> Extracted entries
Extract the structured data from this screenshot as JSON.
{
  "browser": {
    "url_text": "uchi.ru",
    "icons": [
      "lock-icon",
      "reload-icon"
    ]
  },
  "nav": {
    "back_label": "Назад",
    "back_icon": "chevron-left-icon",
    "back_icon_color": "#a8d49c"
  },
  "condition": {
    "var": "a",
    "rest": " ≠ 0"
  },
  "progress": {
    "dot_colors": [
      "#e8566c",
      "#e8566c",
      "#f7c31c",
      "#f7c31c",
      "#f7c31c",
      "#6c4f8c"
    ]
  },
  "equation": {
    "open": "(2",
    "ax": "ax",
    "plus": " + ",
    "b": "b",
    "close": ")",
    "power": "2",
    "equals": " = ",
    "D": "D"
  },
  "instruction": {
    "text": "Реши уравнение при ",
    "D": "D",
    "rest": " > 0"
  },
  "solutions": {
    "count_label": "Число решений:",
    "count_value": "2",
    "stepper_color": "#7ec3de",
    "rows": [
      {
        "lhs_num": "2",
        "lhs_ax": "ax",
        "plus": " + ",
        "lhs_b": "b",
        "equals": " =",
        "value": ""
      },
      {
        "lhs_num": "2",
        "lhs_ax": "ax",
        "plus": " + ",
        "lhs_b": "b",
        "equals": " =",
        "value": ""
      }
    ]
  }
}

> What you should do
Quote all the records. Keep every word exact.

> Result for this exercise
Extract the structured data from this screenshot as JSON.
{
  "browser": {
    "url_text": "uchi.ru",
    "icons": [
      "lock-icon",
      "reload-icon"
    ]
  },
  "nav": {
    "back_label": "Назад",
    "back_icon": "chevron-left-icon",
    "back_icon_color": "#a8d49c"
  },
  "condition": {
    "var": "a",
    "rest": " ≠ 0"
  },
  "progress": {
    "dot_colors": [
      "#e8566c",
      "#e8566c",
      "#f7c31c",
      "#f7c31c",
      "#f7c31c",
      "#6c4f8c"
    ]
  },
  "equation": {
    "open": "(2",
    "ax": "ax",
    "plus": " + ",
    "b": "b",
    "close": ")",
    "power": "2",
    "equals": " = ",
    "D": "D"
  },
  "instruction": {
    "text": "Реши уравнение при ",
    "D": "D",
    "rest": " > 0"
  },
  "solutions": {
    "count_label": "Число решений:",
    "count_value": "2",
    "stepper_color": "#7ec3de",
    "rows": [
      {
        "lhs_num": "2",
        "lhs_ax": "ax",
        "plus": " + ",
        "lhs_b": "b",
        "equals": " =",
        "value": ""
      },
      {
        "lhs_num": "2",
        "lhs_ax": "ax",
        "plus": " + ",
        "lhs_b": "b",
        "equals": " =",
        "value": ""
      }
    ]
  }
}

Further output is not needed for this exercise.